Stored data:
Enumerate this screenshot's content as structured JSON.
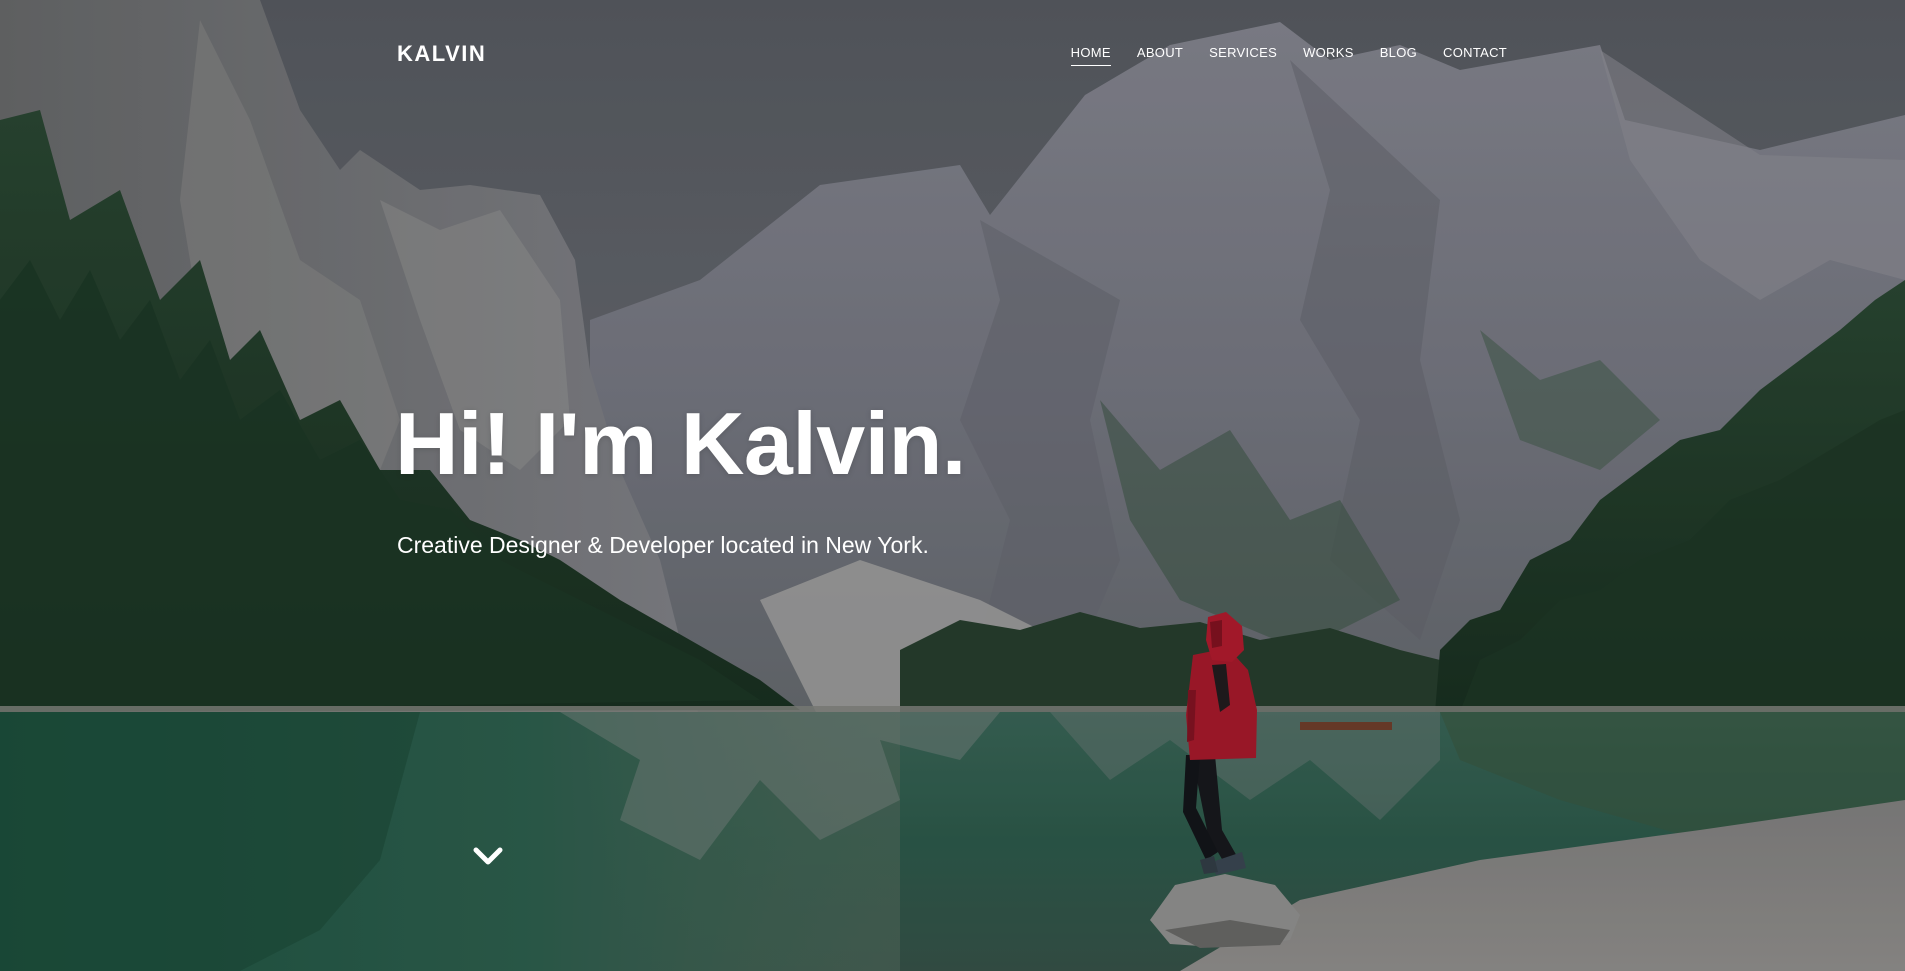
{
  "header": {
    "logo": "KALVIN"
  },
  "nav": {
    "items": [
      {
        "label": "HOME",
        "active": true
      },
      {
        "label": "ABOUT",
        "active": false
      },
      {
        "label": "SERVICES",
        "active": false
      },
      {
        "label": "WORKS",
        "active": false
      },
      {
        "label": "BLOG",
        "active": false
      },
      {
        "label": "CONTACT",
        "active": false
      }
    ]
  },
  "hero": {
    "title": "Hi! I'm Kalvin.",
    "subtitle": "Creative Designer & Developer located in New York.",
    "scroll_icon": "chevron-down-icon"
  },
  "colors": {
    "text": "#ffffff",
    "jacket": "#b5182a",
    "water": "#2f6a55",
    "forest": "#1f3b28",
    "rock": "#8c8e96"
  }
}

-- Exercise goal --
Copy out each record shown above without alteration, skipping any picture.

-- Solution below --
Enumerate this screenshot's content as structured JSON.
{
  "header": {
    "logo": "KALVIN"
  },
  "nav": {
    "items": [
      {
        "label": "HOME",
        "active": true
      },
      {
        "label": "ABOUT",
        "active": false
      },
      {
        "label": "SERVICES",
        "active": false
      },
      {
        "label": "WORKS",
        "active": false
      },
      {
        "label": "BLOG",
        "active": false
      },
      {
        "label": "CONTACT",
        "active": false
      }
    ]
  },
  "hero": {
    "title": "Hi! I'm Kalvin.",
    "subtitle": "Creative Designer & Developer located in New York.",
    "scroll_icon": "chevron-down-icon"
  },
  "colors": {
    "text": "#ffffff",
    "jacket": "#b5182a",
    "water": "#2f6a55",
    "forest": "#1f3b28",
    "rock": "#8c8e96"
  }
}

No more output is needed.